### Dataset records

────────────────────

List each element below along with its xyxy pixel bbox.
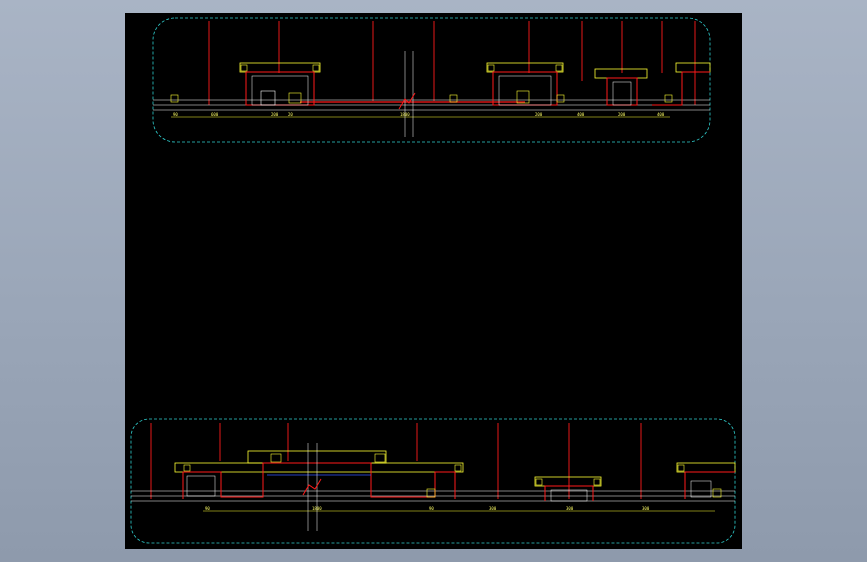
top-dim-label: 600 xyxy=(211,112,219,117)
top-dim-label: 200 xyxy=(535,112,543,117)
top-dim-label: 20 xyxy=(288,112,293,117)
bottom-break-line xyxy=(302,443,322,531)
bottom-dim-label: 300 xyxy=(642,506,650,511)
top-dim-label: 90 xyxy=(173,112,178,117)
top-dim-label: 200 xyxy=(618,112,626,117)
bottom-leader-lines xyxy=(150,423,642,499)
bottom-dim-label: 90 xyxy=(205,506,210,511)
top-dim-label: 400 xyxy=(577,112,585,117)
bottom-dim-label: 90 xyxy=(429,506,434,511)
bottom-box-right xyxy=(676,462,736,499)
top-box-small xyxy=(556,68,648,106)
top-break-line xyxy=(398,51,416,137)
section-bottom-frame[interactable] xyxy=(130,418,736,544)
top-step-right xyxy=(652,62,711,106)
bottom-dim-label: 1800 xyxy=(312,506,322,511)
bottom-dim-label: 300 xyxy=(489,506,497,511)
bottom-dimension-labels: 90 1800 90 300 300 300 xyxy=(205,506,650,511)
top-dim-label: 1800 xyxy=(400,112,410,117)
bottom-box-small xyxy=(534,476,602,502)
bottom-dim-label: 300 xyxy=(566,506,574,511)
section-top-frame[interactable] xyxy=(152,17,711,143)
cad-drawing: 90 600 200 20 1800 200 400 200 400 90 18… xyxy=(130,17,736,544)
bottom-box-main xyxy=(174,450,464,499)
bottom-slab xyxy=(131,490,735,502)
cad-viewport[interactable]: 90 600 200 20 1800 200 400 200 400 90 18… xyxy=(125,13,742,549)
top-dim-label: 400 xyxy=(657,112,665,117)
top-dimension-labels: 90 600 200 20 1800 200 400 200 400 xyxy=(173,112,665,117)
section-bottom: 90 1800 90 300 300 300 xyxy=(130,418,736,544)
top-dim-label: 200 xyxy=(271,112,279,117)
top-box-right xyxy=(449,62,564,106)
top-box-left xyxy=(170,62,321,106)
section-top: 90 600 200 20 1800 200 400 200 400 xyxy=(152,17,711,143)
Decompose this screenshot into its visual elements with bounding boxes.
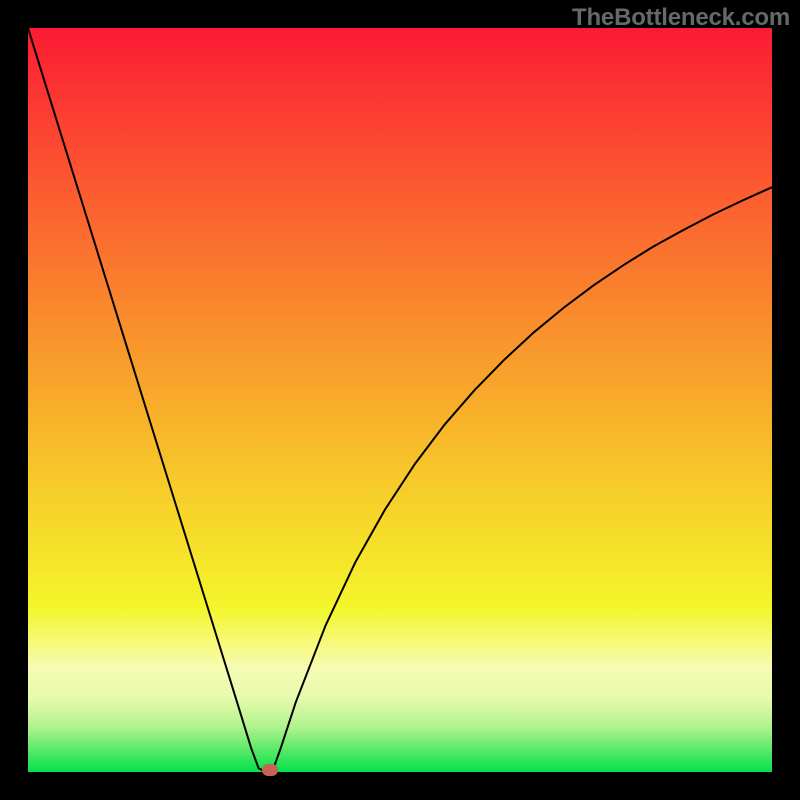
watermark-text: TheBottleneck.com [572,4,790,32]
plot-background [28,28,772,772]
chart-frame: TheBottleneck.com [0,0,800,800]
optimal-point-marker [262,764,278,776]
bottleneck-chart [28,28,772,772]
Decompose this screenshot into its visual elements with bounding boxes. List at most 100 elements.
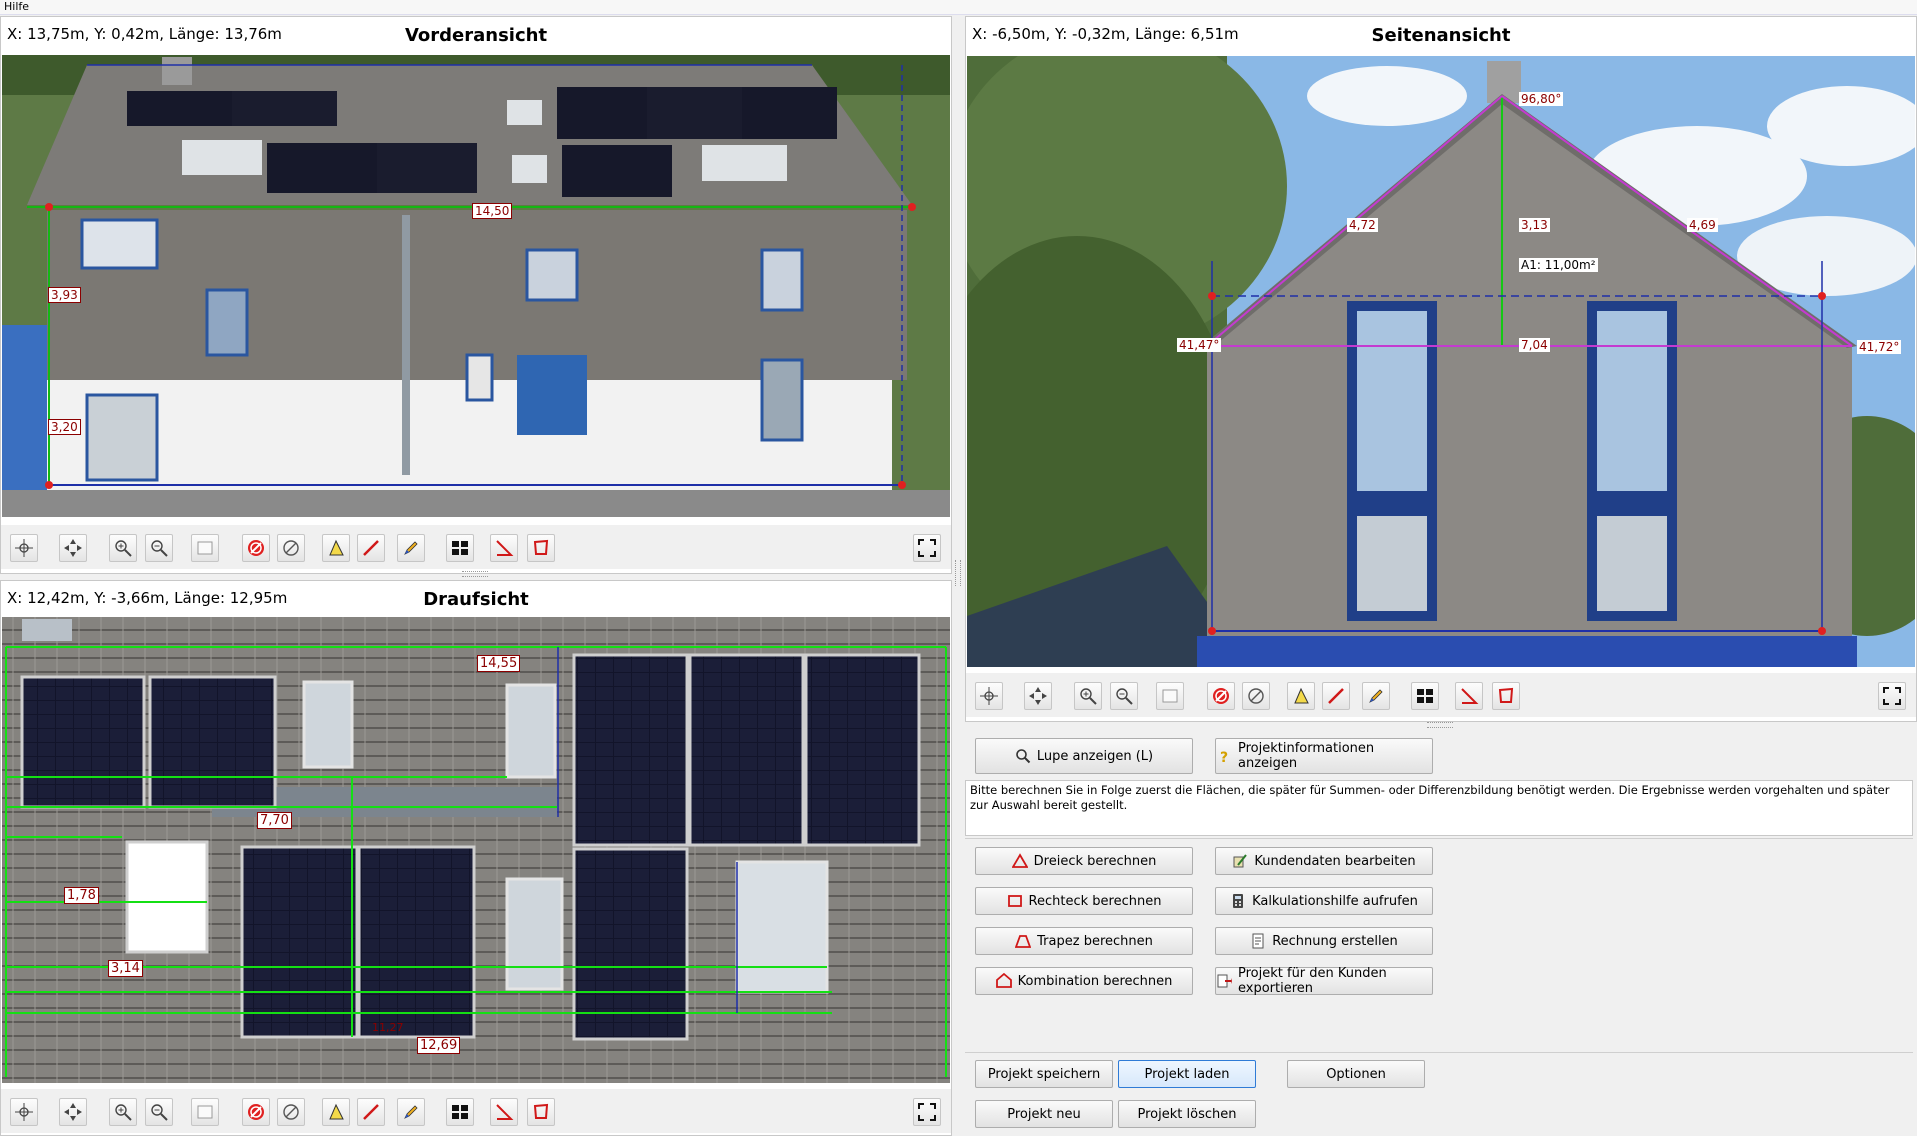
frame-tool-button[interactable]: [1156, 682, 1184, 710]
angle-icon: [496, 540, 514, 556]
delete-red-tool-button[interactable]: [242, 534, 270, 562]
cancel-tool-button[interactable]: [277, 534, 305, 562]
top-view-header: X: 12,42m, Y: -3,66m, Länge: 12,95m Drau…: [1, 581, 951, 613]
pencil-tool-button[interactable]: [397, 534, 425, 562]
zoom-out-icon: [151, 540, 168, 557]
side-splitter-handle[interactable]: [1427, 722, 1453, 728]
invoice-icon: [1250, 933, 1266, 949]
module-grid-tool-button[interactable]: [446, 534, 474, 562]
delete-project-label: Projekt löschen: [1137, 1106, 1237, 1122]
top-view-title: Draufsicht: [423, 589, 529, 610]
triangle-measure-tool-button[interactable]: [322, 534, 350, 562]
front-view-image[interactable]: 14,50 3,93 3,20: [2, 55, 950, 517]
menu-bar: Hilfe: [0, 0, 1917, 15]
move-tool-button[interactable]: [59, 1098, 87, 1126]
front-label-height-upper: 3,93: [48, 287, 81, 303]
angle-tool-button[interactable]: [1455, 682, 1483, 710]
pencil-tool-button[interactable]: [397, 1098, 425, 1126]
triangle-measure-icon: [329, 539, 344, 556]
module-grid-icon: [452, 1105, 468, 1119]
side-view-image[interactable]: 96,80° 4,72 4,69 3,13 A1: 11,00m² 41,47°…: [967, 56, 1915, 667]
side-view-header: X: -6,50m, Y: -0,32m, Länge: 6,51m Seite…: [966, 17, 1916, 49]
fullscreen-tool-button[interactable]: [913, 1098, 941, 1126]
center-icon: [980, 687, 998, 705]
zoom-in-tool-button[interactable]: [1074, 682, 1102, 710]
new-project-label: Projekt neu: [1007, 1106, 1081, 1122]
center-tool-button[interactable]: [975, 682, 1003, 710]
polygon-tool-button[interactable]: [527, 534, 555, 562]
cancel-tool-button[interactable]: [1242, 682, 1270, 710]
center-tool-button[interactable]: [10, 534, 38, 562]
combination-calc-button[interactable]: Kombination berechnen: [975, 967, 1193, 995]
load-project-button[interactable]: Projekt laden: [1118, 1060, 1256, 1088]
zoom-in-tool-button[interactable]: [109, 534, 137, 562]
module-grid-icon: [452, 541, 468, 555]
fullscreen-tool-button[interactable]: [913, 534, 941, 562]
line-measure-tool-button[interactable]: [357, 1098, 385, 1126]
triangle-measure-icon: [329, 1103, 344, 1120]
invoice-button[interactable]: Rechnung erstellen: [1215, 927, 1433, 955]
frame-tool-button[interactable]: [191, 534, 219, 562]
top-label-small-b: 3,14: [108, 960, 143, 977]
delete-red-tool-button[interactable]: [1207, 682, 1235, 710]
module-grid-tool-button[interactable]: [1411, 682, 1439, 710]
zoom-in-icon: [115, 540, 132, 557]
polygon-tool-button[interactable]: [1492, 682, 1520, 710]
export-button[interactable]: Projekt für den Kunden exportieren: [1215, 966, 1433, 996]
line-measure-tool-button[interactable]: [357, 534, 385, 562]
line-measure-icon: [1328, 688, 1344, 704]
module-grid-tool-button[interactable]: [446, 1098, 474, 1126]
fullscreen-tool-button[interactable]: [1878, 682, 1906, 710]
line-measure-tool-button[interactable]: [1322, 682, 1350, 710]
options-button[interactable]: Optionen: [1287, 1060, 1425, 1088]
zoom-in-tool-button[interactable]: [109, 1098, 137, 1126]
delete-red-icon: [248, 1104, 264, 1120]
magnifier-button[interactable]: Lupe anzeigen (L): [975, 738, 1193, 774]
save-project-button[interactable]: Projekt speichern: [975, 1060, 1113, 1088]
project-info-button[interactable]: ? Projektinformationen anzeigen: [1215, 738, 1433, 774]
customer-data-button[interactable]: Kundendaten bearbeiten: [1215, 847, 1433, 875]
zoom-out-tool-button[interactable]: [1110, 682, 1138, 710]
pencil-icon: [404, 541, 418, 555]
angle-tool-button[interactable]: [490, 534, 518, 562]
side-label-right-slope: 4,69: [1687, 218, 1718, 232]
rectangle-calc-button[interactable]: Rechteck berechnen: [975, 887, 1193, 915]
top-view-image[interactable]: 14,55 7,70 1,78 3,14 12,69 11,27: [2, 617, 950, 1083]
customer-data-label: Kundendaten bearbeiten: [1254, 853, 1416, 869]
pencil-icon: [404, 1105, 418, 1119]
rectangle-icon: [1007, 893, 1023, 909]
menu-help[interactable]: Hilfe: [4, 0, 29, 14]
cancel-tool-button[interactable]: [277, 1098, 305, 1126]
triangle-calc-label: Dreieck berechnen: [1033, 853, 1157, 869]
front-toolbar: [1, 525, 951, 569]
move-tool-button[interactable]: [1024, 682, 1052, 710]
frame-tool-button[interactable]: [191, 1098, 219, 1126]
export-label: Projekt für den Kunden exportieren: [1238, 966, 1387, 996]
triangle-measure-tool-button[interactable]: [322, 1098, 350, 1126]
zoom-in-icon: [115, 1104, 132, 1121]
zoom-out-icon: [1116, 688, 1133, 705]
zoom-out-tool-button[interactable]: [145, 1098, 173, 1126]
move-tool-button[interactable]: [59, 534, 87, 562]
frame-icon: [1162, 689, 1178, 703]
magnifier-icon: [1015, 748, 1031, 764]
vertical-splitter[interactable]: [955, 560, 961, 586]
triangle-calc-button[interactable]: Dreieck berechnen: [975, 847, 1193, 875]
zoom-out-icon: [151, 1104, 168, 1121]
polygon-tool-button[interactable]: [527, 1098, 555, 1126]
trapezoid-calc-button[interactable]: Trapez berechnen: [975, 927, 1193, 955]
triangle-measure-tool-button[interactable]: [1287, 682, 1315, 710]
zoom-out-tool-button[interactable]: [145, 534, 173, 562]
angle-tool-button[interactable]: [490, 1098, 518, 1126]
divider-bottom: [965, 1052, 1913, 1053]
splitter-handle[interactable]: [462, 571, 488, 577]
new-project-button[interactable]: Projekt neu: [975, 1100, 1113, 1128]
calc-help-button[interactable]: Kalkulationshilfe aufrufen: [1215, 887, 1433, 915]
delete-red-tool-button[interactable]: [242, 1098, 270, 1126]
trapezoid-calc-label: Trapez berechnen: [1037, 933, 1153, 949]
front-view-header: X: 13,75m, Y: 0,42m, Länge: 13,76m Vorde…: [1, 17, 951, 49]
pencil-tool-button[interactable]: [1362, 682, 1390, 710]
delete-project-button[interactable]: Projekt löschen: [1118, 1100, 1256, 1128]
triangle-measure-icon: [1294, 687, 1309, 704]
center-tool-button[interactable]: [10, 1098, 38, 1126]
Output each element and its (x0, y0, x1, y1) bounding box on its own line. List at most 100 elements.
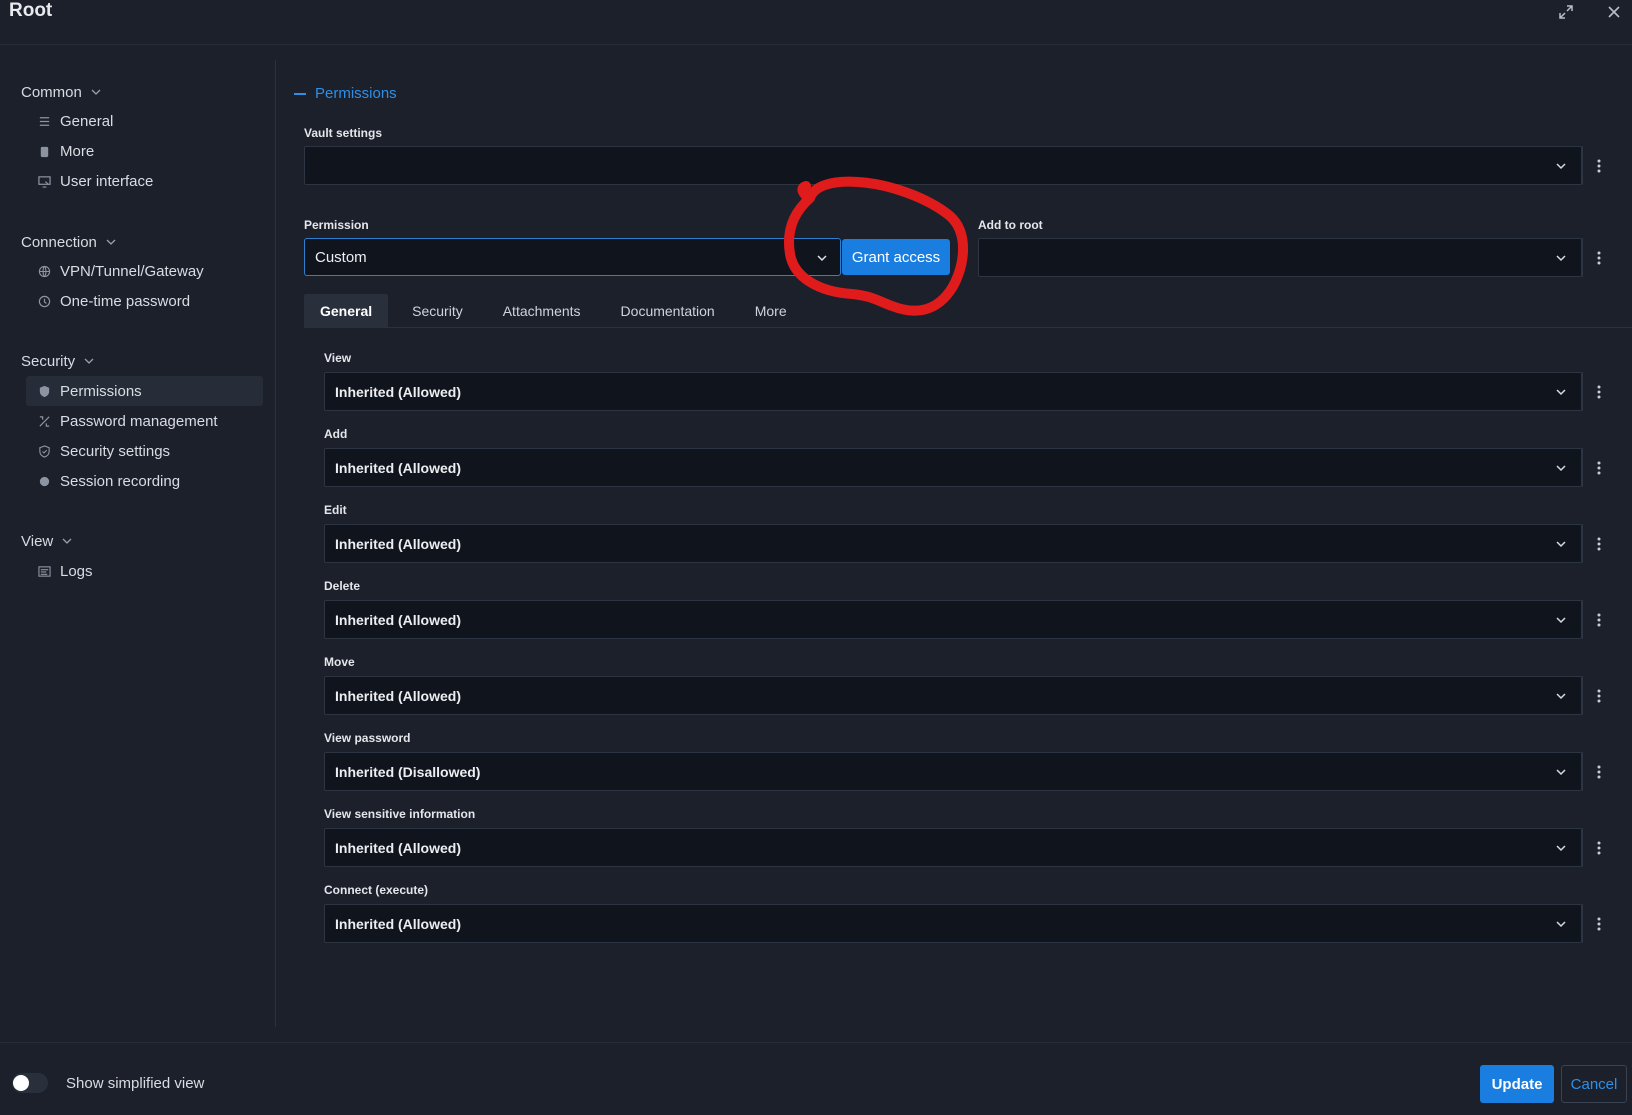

────────────────────

### Instructions to follow
Edit the part of the data that opens with the line containing "top-dim-label: 600 xyxy=(211,112,219,117)" and closes with the line containing "bottom-dimension-labels: 90 1800", replacing "bottom-dim-label" with "lower-dim-label" and leaving everything else unchanged. Give only those lines.

### Reply
top-dim-label: 600 xyxy=(211,112,219,117)
top-dim-label: 200 xyxy=(535,112,543,117)
top-dim-label: 20 xyxy=(288,112,293,117)
bottom-break-line xyxy=(302,443,322,531)
lower-dim-label: 300 xyxy=(642,506,650,511)
top-dim-label: 90 xyxy=(173,112,178,117)
top-dim-label: 200 xyxy=(618,112,626,117)
bottom-leader-lines xyxy=(150,423,642,499)
lower-dim-label: 90 xyxy=(205,506,210,511)
top-dim-label: 400 xyxy=(577,112,585,117)
lower-dim-label: 90 xyxy=(429,506,434,511)
bottom-box-right xyxy=(676,462,736,499)
top-box-small xyxy=(556,68,648,106)
top-break-line xyxy=(398,51,416,137)
section-bottom-frame[interactable] xyxy=(130,418,736,544)
top-step-right xyxy=(652,62,711,106)
lower-dim-label: 1800 xyxy=(312,506,322,511)
lower-dim-label: 300 xyxy=(489,506,497,511)
bottom-dimension-labels: 90 1800 90 300 300 300 xyxy=(205,506,650,511)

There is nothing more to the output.